Reproduce the entries exactly.

A run of records »
++++

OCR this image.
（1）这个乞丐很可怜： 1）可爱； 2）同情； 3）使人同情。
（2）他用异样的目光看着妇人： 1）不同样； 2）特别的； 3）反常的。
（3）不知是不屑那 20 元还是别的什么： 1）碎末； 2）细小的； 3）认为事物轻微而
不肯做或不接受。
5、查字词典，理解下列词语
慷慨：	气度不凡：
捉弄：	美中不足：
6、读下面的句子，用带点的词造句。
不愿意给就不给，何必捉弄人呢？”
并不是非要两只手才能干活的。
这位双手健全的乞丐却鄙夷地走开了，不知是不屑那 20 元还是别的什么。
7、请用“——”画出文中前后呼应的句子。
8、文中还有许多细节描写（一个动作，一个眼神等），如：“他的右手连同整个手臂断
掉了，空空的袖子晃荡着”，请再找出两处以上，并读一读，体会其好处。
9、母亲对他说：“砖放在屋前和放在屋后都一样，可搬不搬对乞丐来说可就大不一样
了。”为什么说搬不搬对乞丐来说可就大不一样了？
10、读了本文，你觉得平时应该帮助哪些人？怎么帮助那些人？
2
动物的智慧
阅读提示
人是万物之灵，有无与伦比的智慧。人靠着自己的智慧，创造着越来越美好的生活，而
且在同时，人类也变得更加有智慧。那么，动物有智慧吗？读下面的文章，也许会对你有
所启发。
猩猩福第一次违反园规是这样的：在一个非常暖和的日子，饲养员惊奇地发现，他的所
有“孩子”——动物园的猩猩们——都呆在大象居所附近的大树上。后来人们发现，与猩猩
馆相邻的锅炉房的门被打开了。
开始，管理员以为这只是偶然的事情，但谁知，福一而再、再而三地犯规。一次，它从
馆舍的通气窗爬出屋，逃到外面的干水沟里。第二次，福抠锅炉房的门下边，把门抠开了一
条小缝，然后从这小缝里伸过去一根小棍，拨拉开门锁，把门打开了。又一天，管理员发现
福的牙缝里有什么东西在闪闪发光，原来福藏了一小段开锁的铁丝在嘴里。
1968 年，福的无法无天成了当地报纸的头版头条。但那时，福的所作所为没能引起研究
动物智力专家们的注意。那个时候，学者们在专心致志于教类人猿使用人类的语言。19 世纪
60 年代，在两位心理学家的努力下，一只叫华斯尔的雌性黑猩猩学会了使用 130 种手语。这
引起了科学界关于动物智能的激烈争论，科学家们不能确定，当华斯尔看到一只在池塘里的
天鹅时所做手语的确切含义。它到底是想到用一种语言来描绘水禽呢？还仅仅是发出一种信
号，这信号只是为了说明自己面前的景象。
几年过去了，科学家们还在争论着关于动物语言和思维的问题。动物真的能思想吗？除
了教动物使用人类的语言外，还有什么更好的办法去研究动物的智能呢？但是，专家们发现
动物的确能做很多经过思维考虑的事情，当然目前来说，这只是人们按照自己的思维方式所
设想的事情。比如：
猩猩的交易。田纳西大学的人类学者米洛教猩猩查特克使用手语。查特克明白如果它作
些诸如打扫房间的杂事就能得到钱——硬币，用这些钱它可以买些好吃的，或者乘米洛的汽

++++

Expected output »
OCR this image.
（1）这个乞丐很可怜： 1）可爱； 2）同情； 3）使人同情。
（2）他用异样的目光看着妇人： 1）不同样； 2）特别的； 3）反常的。
（3）不知是不屑那 20 元还是别的什么： 1）碎末； 2）细小的； 3）认为事物轻微而
不肯做或不接受。
5、查字词典，理解下列词语
慷慨：	气度不凡：
捉弄：	美中不足：
6、读下面的句子，用带点的词造句。
不愿意给就不给，何必捉弄人呢？”
并不是非要两只手才能干活的。
这位双手健全的乞丐却鄙夷地走开了，不知是不屑那 20 元还是别的什么。
7、请用“——”画出文中前后呼应的句子。
8、文中还有许多细节描写（一个动作，一个眼神等），如：“他的右手连同整个手臂断
掉了，空空的袖子晃荡着”，请再找出两处以上，并读一读，体会其好处。
9、母亲对他说：“砖放在屋前和放在屋后都一样，可搬不搬对乞丐来说可就大不一样
了。”为什么说搬不搬对乞丐来说可就大不一样了？
10、读了本文，你觉得平时应该帮助哪些人？怎么帮助那些人？
2
动物的智慧
阅读提示
人是万物之灵，有无与伦比的智慧。人靠着自己的智慧，创造着越来越美好的生活，而
且在同时，人类也变得更加有智慧。那么，动物有智慧吗？读下面的文章，也许会对你有
所启发。
猩猩福第一次违反园规是这样的：在一个非常暖和的日子，饲养员惊奇地发现，他的所
有“孩子”——动物园的猩猩们——都呆在大象居所附近的大树上。后来人们发现，与猩猩
馆相邻的锅炉房的门被打开了。
开始，管理员以为这只是偶然的事情，但谁知，福一而再、再而三地犯规。一次，它从
馆舍的通气窗爬出屋，逃到外面的干水沟里。第二次，福抠锅炉房的门下边，把门抠开了一
条小缝，然后从这小缝里伸过去一根小棍，拨拉开门锁，把门打开了。又一天，管理员发现
福的牙缝里有什么东西在闪闪发光，原来福藏了一小段开锁的铁丝在嘴里。
1968 年，福的无法无天成了当地报纸的头版头条。但那时，福的所作所为没能引起研究
动物智力专家们的注意。那个时候，学者们在专心致志于教类人猿使用人类的语言。19 世纪
60 年代，在两位心理学家的努力下，一只叫华斯尔的雌性黑猩猩学会了使用 130 种手语。这
引起了科学界关于动物智能的激烈争论，科学家们不能确定，当华斯尔看到一只在池塘里的
天鹅时所做手语的确切含义。它到底是想到用一种语言来描绘水禽呢？还仅仅是发出一种信
号，这信号只是为了说明自己面前的景象。
几年过去了，科学家们还在争论着关于动物语言和思维的问题。动物真的能思想吗？除
了教动物使用人类的语言外，还有什么更好的办法去研究动物的智能呢？但是，专家们发现
动物的确能做很多经过思维考虑的事情，当然目前来说，这只是人们按照自己的思维方式所
设想的事情。比如：
猩猩的交易。田纳西大学的人类学者米洛教猩猩查特克使用手语。查特克明白如果它作
些诸如打扫房间的杂事就能得到钱——硬币，用这些钱它可以买些好吃的，或者乘米洛的汽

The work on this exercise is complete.